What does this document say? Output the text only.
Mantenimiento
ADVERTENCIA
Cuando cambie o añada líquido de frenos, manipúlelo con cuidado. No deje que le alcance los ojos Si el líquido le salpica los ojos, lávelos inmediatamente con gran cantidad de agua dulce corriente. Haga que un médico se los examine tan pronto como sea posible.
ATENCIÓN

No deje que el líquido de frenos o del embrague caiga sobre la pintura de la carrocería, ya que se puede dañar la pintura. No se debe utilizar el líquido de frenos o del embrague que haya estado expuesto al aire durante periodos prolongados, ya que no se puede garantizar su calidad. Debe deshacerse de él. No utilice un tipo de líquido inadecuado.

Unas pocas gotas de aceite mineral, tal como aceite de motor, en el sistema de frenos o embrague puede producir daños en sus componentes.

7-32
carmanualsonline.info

---

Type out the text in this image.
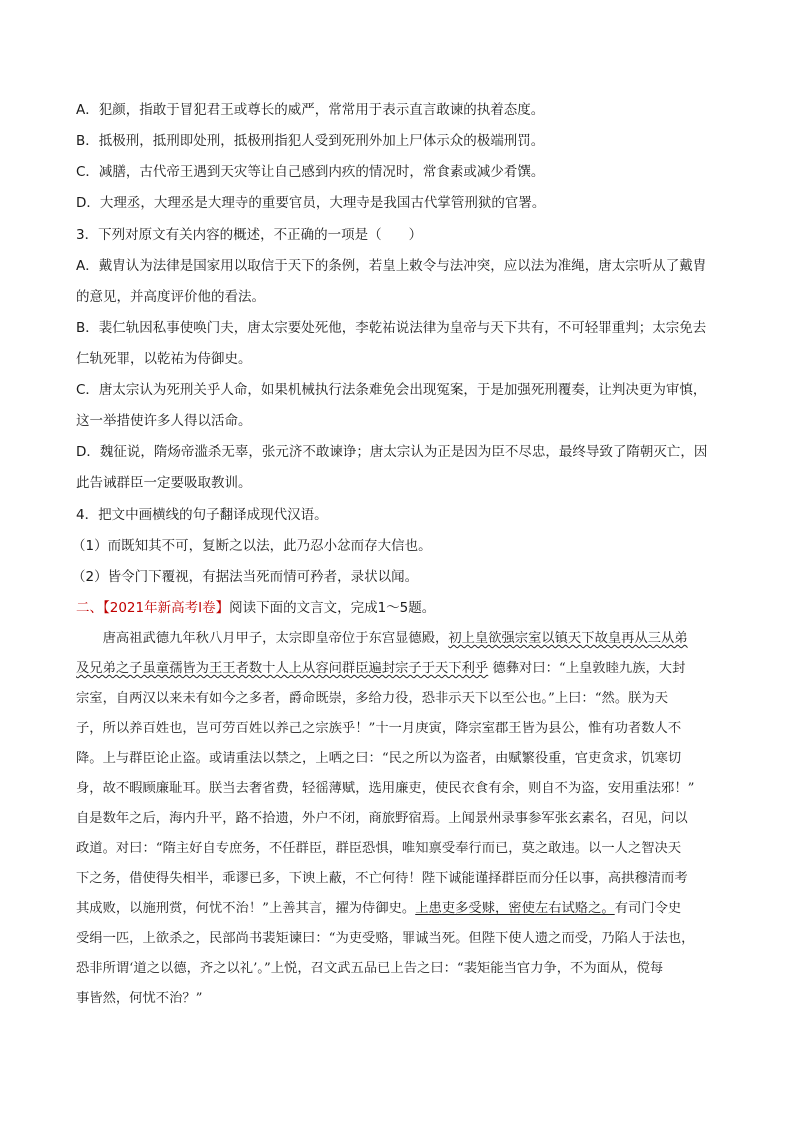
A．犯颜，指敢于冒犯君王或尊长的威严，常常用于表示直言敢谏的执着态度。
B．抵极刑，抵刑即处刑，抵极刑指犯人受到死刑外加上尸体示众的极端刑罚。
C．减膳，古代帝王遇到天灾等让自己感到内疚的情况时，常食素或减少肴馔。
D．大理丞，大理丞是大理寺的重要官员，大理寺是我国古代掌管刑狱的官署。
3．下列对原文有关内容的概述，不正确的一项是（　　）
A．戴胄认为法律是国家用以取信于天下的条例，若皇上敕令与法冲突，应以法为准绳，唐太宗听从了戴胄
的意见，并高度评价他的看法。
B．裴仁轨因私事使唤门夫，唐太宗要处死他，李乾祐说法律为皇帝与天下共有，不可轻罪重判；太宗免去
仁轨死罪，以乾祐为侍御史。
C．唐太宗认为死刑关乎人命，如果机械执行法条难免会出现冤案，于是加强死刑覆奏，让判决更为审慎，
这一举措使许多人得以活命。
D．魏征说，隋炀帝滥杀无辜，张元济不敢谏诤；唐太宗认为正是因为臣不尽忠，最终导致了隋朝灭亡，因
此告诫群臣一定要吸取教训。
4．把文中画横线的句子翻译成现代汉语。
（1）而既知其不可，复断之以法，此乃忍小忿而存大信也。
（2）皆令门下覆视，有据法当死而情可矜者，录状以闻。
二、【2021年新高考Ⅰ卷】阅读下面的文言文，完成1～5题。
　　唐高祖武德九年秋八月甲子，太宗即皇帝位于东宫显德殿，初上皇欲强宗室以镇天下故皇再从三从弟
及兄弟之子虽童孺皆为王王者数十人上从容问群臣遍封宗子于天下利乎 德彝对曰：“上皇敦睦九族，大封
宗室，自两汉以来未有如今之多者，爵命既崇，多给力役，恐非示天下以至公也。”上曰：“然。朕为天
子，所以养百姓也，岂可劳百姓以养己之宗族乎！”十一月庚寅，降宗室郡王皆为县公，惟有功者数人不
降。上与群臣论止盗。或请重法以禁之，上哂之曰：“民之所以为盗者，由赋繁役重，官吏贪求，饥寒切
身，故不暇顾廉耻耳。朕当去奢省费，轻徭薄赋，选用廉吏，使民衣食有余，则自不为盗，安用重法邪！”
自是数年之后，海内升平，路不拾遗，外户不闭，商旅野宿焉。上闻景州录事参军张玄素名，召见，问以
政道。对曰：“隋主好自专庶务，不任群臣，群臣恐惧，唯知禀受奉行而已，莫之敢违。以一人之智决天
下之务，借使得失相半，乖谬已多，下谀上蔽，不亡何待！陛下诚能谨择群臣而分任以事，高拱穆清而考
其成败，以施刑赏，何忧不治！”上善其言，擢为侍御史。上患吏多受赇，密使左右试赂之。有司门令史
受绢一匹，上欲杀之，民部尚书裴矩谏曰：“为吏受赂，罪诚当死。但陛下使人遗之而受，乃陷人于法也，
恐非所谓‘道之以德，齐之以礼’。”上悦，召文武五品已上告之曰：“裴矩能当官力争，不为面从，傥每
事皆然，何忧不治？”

EXERCISE DIRECTIONS
Check each line of the listing above for the string "puede", then report only how many lines have it.

RESPONSE TO THIS TASK
2